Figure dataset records
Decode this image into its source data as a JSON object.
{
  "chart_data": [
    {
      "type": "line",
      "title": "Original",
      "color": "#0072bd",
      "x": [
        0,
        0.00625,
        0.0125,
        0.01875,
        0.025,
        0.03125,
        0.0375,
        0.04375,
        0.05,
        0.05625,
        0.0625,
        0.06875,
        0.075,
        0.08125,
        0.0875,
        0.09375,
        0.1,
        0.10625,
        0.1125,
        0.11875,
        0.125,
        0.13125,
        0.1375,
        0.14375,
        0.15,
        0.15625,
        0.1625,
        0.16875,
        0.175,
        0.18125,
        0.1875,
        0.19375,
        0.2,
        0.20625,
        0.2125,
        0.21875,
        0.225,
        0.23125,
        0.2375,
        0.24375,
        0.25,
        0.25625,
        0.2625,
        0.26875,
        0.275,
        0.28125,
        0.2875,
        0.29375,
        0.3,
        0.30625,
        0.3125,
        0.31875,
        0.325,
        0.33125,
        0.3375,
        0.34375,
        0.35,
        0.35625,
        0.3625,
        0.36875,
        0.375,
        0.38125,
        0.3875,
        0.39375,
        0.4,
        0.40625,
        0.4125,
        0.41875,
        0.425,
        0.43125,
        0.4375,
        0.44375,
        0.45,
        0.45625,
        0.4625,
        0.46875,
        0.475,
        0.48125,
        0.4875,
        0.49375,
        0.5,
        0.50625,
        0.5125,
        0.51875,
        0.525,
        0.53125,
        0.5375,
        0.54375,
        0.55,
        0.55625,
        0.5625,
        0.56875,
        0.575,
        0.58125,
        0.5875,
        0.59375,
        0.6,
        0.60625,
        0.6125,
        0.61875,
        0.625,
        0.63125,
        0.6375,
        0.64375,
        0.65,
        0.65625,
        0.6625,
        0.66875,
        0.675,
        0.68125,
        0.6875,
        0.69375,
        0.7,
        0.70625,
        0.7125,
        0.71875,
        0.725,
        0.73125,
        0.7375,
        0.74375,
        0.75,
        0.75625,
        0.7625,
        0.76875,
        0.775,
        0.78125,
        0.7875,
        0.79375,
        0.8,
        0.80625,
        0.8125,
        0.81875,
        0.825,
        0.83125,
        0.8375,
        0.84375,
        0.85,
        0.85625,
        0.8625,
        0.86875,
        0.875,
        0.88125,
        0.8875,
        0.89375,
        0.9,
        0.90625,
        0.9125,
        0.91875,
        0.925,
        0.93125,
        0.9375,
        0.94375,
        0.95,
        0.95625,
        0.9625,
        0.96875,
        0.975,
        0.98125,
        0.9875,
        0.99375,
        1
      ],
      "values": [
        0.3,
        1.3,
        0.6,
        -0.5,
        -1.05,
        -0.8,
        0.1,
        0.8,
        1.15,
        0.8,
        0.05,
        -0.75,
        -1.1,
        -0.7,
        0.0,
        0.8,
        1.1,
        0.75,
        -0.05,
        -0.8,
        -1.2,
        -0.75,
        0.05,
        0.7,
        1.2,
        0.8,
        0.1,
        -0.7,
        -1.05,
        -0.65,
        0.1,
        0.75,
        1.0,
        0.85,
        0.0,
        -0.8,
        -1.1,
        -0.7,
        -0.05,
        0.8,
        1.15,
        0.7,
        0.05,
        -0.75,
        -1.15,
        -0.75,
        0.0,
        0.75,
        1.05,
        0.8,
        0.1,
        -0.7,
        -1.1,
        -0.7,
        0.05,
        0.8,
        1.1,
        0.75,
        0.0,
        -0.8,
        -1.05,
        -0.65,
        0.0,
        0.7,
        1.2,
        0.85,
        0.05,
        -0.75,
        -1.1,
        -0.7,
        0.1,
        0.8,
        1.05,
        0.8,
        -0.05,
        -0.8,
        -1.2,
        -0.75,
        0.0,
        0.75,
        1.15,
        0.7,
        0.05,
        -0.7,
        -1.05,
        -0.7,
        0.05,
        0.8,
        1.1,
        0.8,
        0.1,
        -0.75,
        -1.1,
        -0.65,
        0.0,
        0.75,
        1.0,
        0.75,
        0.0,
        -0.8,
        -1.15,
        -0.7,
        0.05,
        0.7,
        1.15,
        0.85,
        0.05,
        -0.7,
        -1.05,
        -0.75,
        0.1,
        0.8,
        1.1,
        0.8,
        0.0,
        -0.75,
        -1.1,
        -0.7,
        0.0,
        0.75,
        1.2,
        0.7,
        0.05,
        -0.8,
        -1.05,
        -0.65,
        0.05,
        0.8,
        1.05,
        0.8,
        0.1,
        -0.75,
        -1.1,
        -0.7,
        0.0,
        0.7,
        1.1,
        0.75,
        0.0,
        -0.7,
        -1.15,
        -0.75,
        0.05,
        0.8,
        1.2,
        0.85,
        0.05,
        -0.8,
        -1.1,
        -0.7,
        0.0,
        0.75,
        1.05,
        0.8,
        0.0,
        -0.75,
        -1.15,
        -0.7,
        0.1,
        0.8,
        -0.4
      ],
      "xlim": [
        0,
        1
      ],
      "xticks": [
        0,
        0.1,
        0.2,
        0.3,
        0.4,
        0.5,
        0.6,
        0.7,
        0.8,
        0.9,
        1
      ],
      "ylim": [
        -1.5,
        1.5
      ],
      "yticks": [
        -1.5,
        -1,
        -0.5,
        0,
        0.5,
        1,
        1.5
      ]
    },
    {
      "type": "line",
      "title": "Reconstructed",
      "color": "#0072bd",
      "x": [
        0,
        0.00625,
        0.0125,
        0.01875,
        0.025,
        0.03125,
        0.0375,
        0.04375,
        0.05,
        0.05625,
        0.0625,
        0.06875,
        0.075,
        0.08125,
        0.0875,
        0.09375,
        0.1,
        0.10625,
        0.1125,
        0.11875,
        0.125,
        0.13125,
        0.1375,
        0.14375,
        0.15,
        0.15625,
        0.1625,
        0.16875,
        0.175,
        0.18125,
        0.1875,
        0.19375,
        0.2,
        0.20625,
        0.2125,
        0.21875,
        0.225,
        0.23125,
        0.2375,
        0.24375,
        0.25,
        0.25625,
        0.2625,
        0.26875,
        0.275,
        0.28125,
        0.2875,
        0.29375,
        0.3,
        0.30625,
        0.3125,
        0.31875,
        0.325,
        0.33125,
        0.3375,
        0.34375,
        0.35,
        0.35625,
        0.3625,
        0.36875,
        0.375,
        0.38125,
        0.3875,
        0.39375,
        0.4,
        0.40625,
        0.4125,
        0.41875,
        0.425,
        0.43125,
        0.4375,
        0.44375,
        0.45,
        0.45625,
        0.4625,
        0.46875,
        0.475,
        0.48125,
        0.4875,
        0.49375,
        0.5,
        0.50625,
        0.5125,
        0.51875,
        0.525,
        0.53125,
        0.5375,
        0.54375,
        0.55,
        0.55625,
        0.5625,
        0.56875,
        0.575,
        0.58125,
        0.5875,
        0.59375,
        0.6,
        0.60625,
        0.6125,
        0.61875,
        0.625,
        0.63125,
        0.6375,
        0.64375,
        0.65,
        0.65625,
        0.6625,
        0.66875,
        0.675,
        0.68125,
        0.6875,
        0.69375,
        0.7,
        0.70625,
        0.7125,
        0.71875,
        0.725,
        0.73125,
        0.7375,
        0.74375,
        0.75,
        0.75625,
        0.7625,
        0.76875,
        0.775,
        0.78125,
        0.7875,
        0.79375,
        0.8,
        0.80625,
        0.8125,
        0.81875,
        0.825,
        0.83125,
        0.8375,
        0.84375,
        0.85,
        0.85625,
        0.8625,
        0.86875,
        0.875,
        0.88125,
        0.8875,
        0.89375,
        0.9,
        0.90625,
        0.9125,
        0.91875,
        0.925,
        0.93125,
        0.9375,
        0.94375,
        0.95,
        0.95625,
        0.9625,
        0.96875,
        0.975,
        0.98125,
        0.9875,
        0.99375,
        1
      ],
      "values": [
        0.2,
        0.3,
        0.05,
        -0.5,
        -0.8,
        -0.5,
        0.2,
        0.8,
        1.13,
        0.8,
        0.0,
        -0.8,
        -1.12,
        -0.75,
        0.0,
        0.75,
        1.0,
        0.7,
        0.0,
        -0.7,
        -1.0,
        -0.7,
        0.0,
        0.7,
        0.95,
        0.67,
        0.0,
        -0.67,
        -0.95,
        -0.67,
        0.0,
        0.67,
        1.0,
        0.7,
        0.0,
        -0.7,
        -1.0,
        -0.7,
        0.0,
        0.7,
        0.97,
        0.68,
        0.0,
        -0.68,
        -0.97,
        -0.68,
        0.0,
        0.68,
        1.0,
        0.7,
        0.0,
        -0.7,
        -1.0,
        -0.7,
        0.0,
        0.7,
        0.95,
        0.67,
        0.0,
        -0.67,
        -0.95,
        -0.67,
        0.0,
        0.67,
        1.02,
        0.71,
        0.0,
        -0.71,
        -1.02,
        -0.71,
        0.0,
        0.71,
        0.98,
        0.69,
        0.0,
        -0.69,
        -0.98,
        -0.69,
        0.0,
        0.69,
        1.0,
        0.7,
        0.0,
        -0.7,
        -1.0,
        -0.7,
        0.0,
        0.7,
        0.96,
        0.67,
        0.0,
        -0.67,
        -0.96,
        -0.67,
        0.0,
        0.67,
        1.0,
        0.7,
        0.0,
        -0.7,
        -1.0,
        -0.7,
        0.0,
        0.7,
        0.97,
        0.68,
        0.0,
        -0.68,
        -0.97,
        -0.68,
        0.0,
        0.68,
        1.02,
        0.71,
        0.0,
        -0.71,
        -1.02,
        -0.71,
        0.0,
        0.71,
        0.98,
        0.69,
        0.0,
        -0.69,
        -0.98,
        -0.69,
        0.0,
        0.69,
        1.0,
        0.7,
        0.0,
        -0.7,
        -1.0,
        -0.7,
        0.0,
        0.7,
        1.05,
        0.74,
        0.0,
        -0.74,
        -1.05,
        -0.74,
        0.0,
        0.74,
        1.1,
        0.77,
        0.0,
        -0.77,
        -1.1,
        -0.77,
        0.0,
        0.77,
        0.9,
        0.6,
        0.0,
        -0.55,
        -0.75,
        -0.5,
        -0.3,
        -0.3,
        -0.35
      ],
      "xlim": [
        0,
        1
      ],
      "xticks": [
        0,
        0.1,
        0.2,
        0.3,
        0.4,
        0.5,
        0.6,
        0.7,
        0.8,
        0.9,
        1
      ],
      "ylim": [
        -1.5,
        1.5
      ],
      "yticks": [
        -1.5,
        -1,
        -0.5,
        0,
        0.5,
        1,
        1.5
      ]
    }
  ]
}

TASK TO COMPLETE:
Check the data for the word "title" and pull out the lines that have it.

THE RESULT:
      "title": "Original",
      "title": "Reconstructed",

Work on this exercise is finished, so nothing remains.